> **Work to complete**
Leave out the pictures and transcribe everything else exactly.

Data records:
-------------------------

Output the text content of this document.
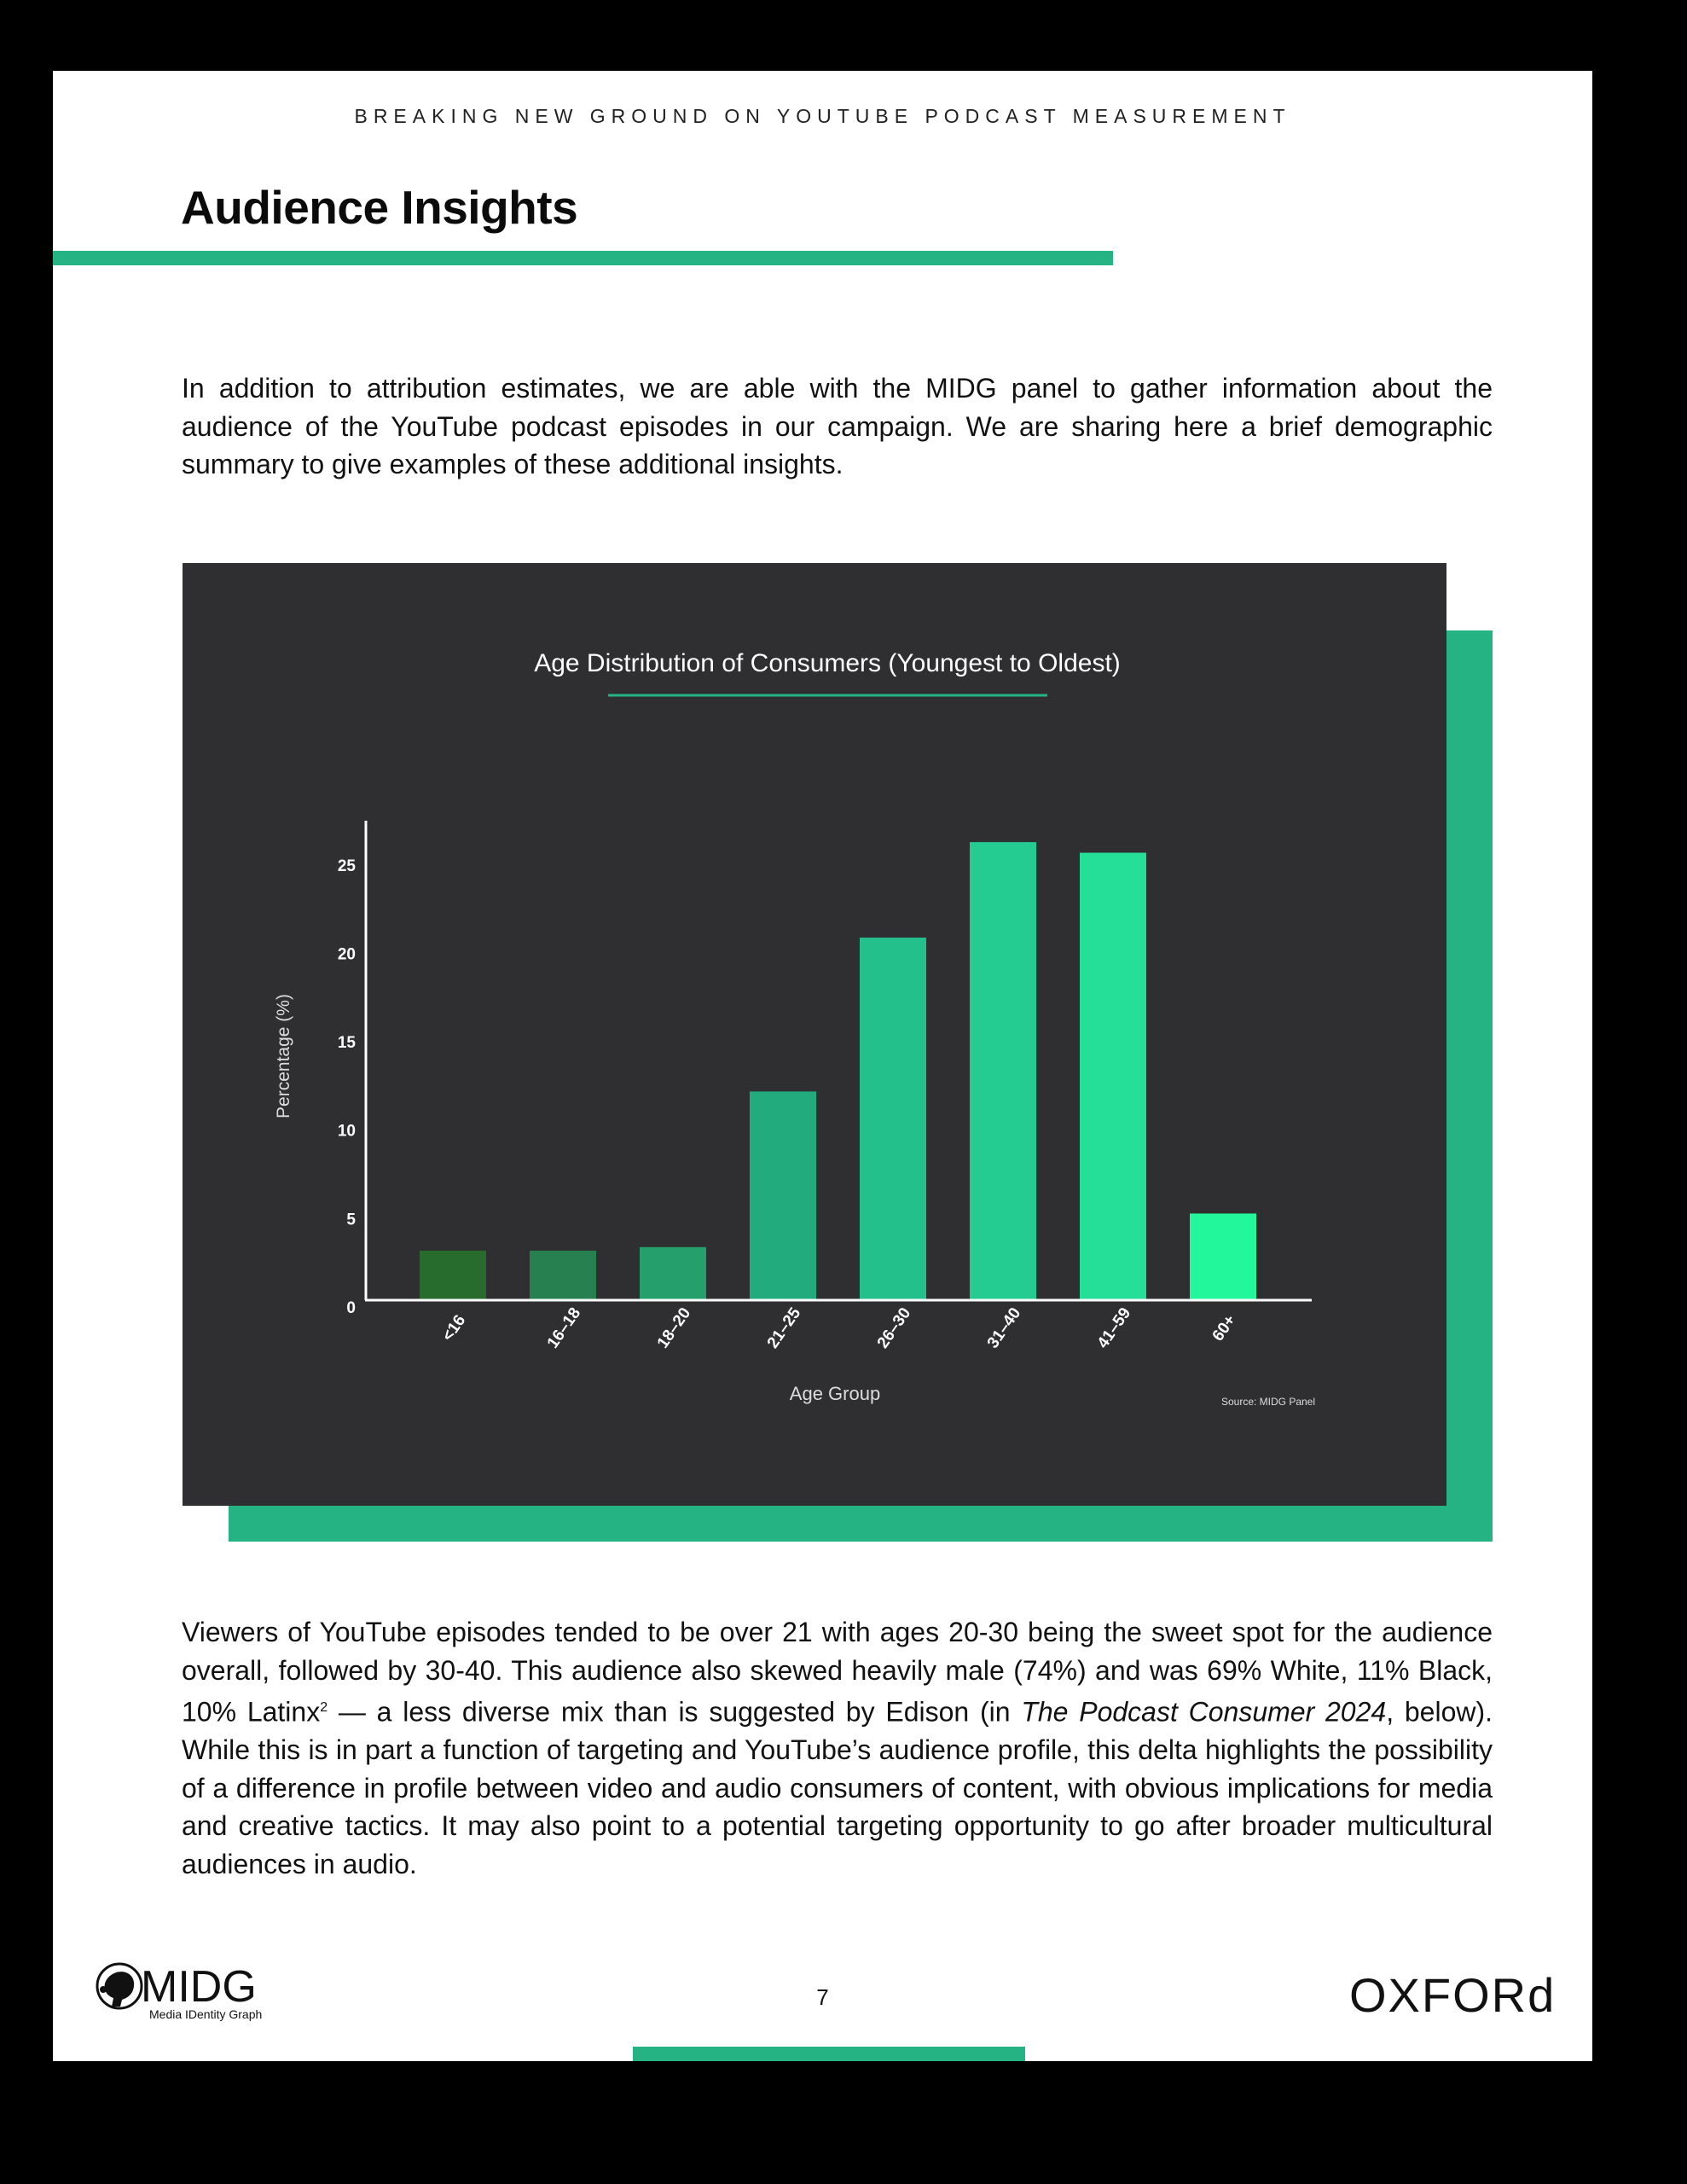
BREAKING NEW GROUND ON YOUTUBE PODCAST MEASUREMENT
Audience Insights

In addition to attribution estimates, we are able with the MIDG panel to gather information about the audience of the YouTube podcast episodes in our campaign. We are sharing here a brief demographic summary to give examples of these additional insights.

Age Distribution of Consumers (Youngest to Oldest)
Percentage (%)
Age Group	Source: MIDG Panel
0
5
10
15
20
25
<16	16–18	18–20	21–25	26–30	31–40	41–59	60+

Viewers of YouTube episodes tended to be over 21 with ages 20-30 being the sweet spot for the audience overall, followed by 30-40. This audience also skewed heavily male (74%) and was 69% White, 11% Black, 10% Latinx$^2$ — a less diverse mix than is suggested by Edison (in The Podcast Consumer 2024, below). While this is in part a function of targeting and YouTube’s audience profile, this delta highlights the possibility of a difference in profile between video and audio consumers of content, with obvious implications for media and creative tactics. It may also point to a potential targeting opportunity to go after broader multicultural audiences in audio.

MIDG
Media IDentity Graph
7	OXFORd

-------------------------

> **Task response**
Output the text content of this document.
BREAKING NEW GROUND ON YOUTUBE PODCAST MEASUREMENT
Audience Insights

In addition to attribution estimates, we are able with the MIDG panel to gather information about the audience of the YouTube podcast episodes in our campaign. We are sharing here a brief demographic summary to give examples of these additional insights.

Age Distribution of Consumers (Youngest to Oldest)
Percentage (%)
Age Group	Source: MIDG Panel
0
5
10
15
20
25
<16	16–18	18–20	21–25	26–30	31–40	41–59	60+

Viewers of YouTube episodes tended to be over 21 with ages 20-30 being the sweet spot for the audience overall, followed by 30-40. This audience also skewed heavily male (74%) and was 69% White, 11% Black, 10% Latinx$^2$ — a less diverse mix than is suggested by Edison (in The Podcast Consumer 2024, below). While this is in part a function of targeting and YouTube’s audience profile, this delta highlights the possibility of a difference in profile between video and audio consumers of content, with obvious implications for media and creative tactics. It may also point to a potential targeting opportunity to go after broader multicultural audiences in audio.

MIDG
Media IDentity Graph
7	OXFORd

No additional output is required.